◆ **Problem to work on**:
Filter these entries so that only lines with the word "storage" remain.

Dataset rows:
▼▼▼

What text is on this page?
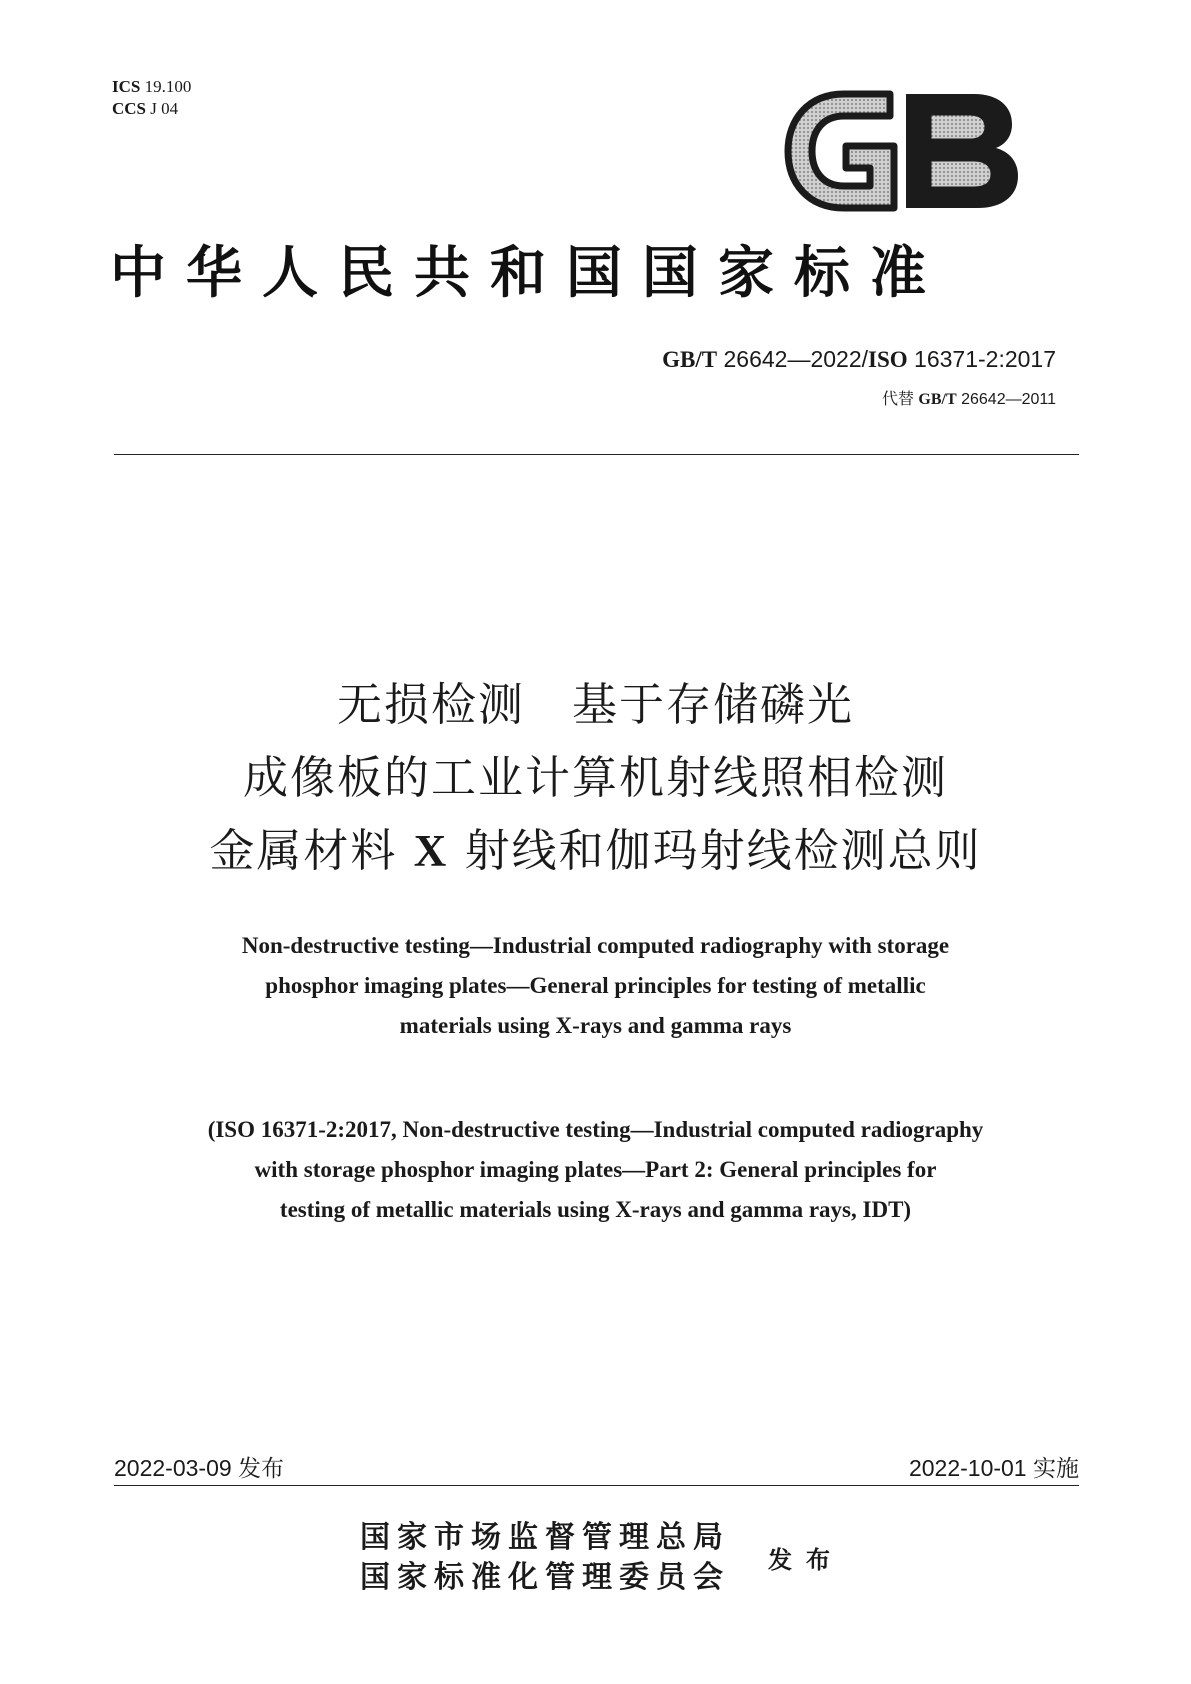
ICS 19.100
CCS J 04
中华人民共和国国家标准
GB/T 26642—2022/ISO 16371-2:2017
代替 GB/T 26642—2011
无损检测　基于存储磷光
成像板的工业计算机射线照相检测
金属材料 X 射线和伽玛射线检测总则
Non-destructive testing—Industrial computed radiography with storage
phosphor imaging plates—General principles for testing of metallic
materials using X-rays and gamma rays
(ISO 16371-2:2017, Non-destructive testing—Industrial computed radiography
with storage phosphor imaging plates—Part 2: General principles for
testing of metallic materials using X-rays and gamma rays, IDT)
2022-03-09 发布	2022-10-01 实施
国家市场监督管理总局
国家标准化管理委员会
发布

▲▲▲

◆ **Written response**:
Non-destructive testing—Industrial computed radiography with storage
with storage phosphor imaging plates—Part 2: General principles for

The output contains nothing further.